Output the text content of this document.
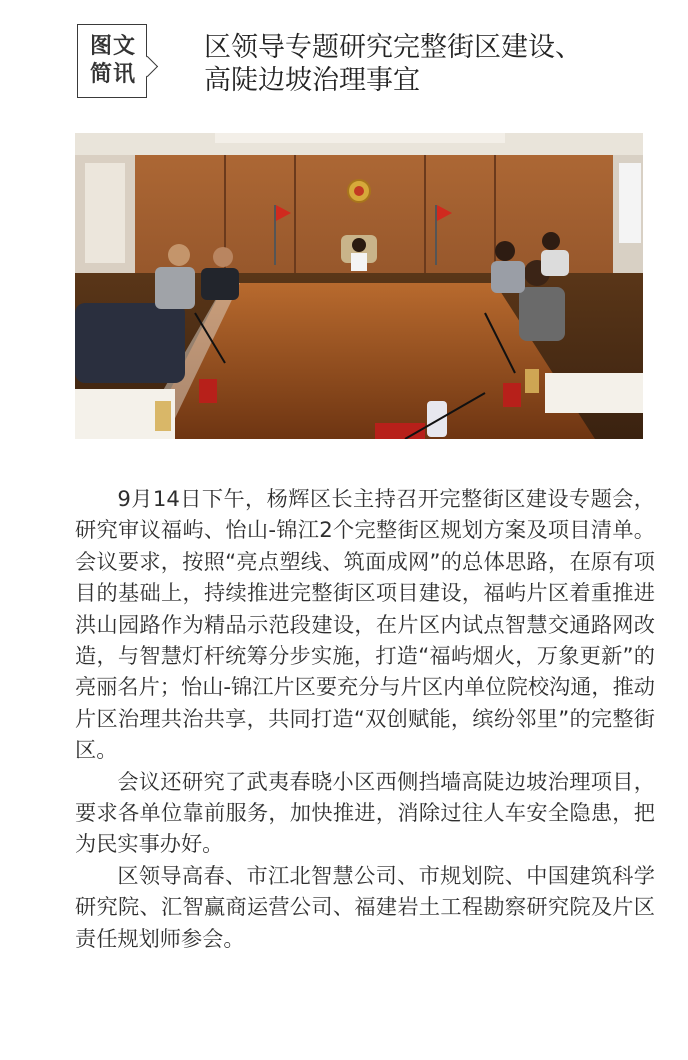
图文
简讯
区领导专题研究完整街区建设、
高陡边坡治理事宜

9月14日下午，杨辉区长主持召开完整街区建设专题会，研究审议福屿、怡山-锦江2个完整街区规划方案及项目清单。会议要求，按照“亮点塑线、筑面成网”的总体思路，在原有项目的基础上，持续推进完整街区项目建设，福屿片区着重推进洪山园路作为精品示范段建设，在片区内试点智慧交通路网改造，与智慧灯杆统筹分步实施，打造“福屿烟火，万象更新”的亮丽名片；怡山-锦江片区要充分与片区内单位院校沟通，推动片区治理共治共享，共同打造“双创赋能，缤纷邻里”的完整街区。

会议还研究了武夷春晓小区西侧挡墙高陡边坡治理项目，要求各单位靠前服务，加快推进，消除过往人车安全隐患，把为民实事办好。

区领导高春、市江北智慧公司、市规划院、中国建筑科学研究院、汇智赢商运营公司、福建岩土工程勘察研究院及片区责任规划师参会。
━━━
PROMPT: Reproduce all of the data exactly; the pictures do not belong in the copy.

CORRECT ANSWER:
Output the text content of this document.
图文
简讯
区领导专题研究完整街区建设、
高陡边坡治理事宜

9月14日下午，杨辉区长主持召开完整街区建设专题会，研究审议福屿、怡山-锦江2个完整街区规划方案及项目清单。会议要求，按照“亮点塑线、筑面成网”的总体思路，在原有项目的基础上，持续推进完整街区项目建设，福屿片区着重推进洪山园路作为精品示范段建设，在片区内试点智慧交通路网改造，与智慧灯杆统筹分步实施，打造“福屿烟火，万象更新”的亮丽名片；怡山-锦江片区要充分与片区内单位院校沟通，推动片区治理共治共享，共同打造“双创赋能，缤纷邻里”的完整街区。

会议还研究了武夷春晓小区西侧挡墙高陡边坡治理项目，要求各单位靠前服务，加快推进，消除过往人车安全隐患，把为民实事办好。

区领导高春、市江北智慧公司、市规划院、中国建筑科学研究院、汇智赢商运营公司、福建岩土工程勘察研究院及片区责任规划师参会。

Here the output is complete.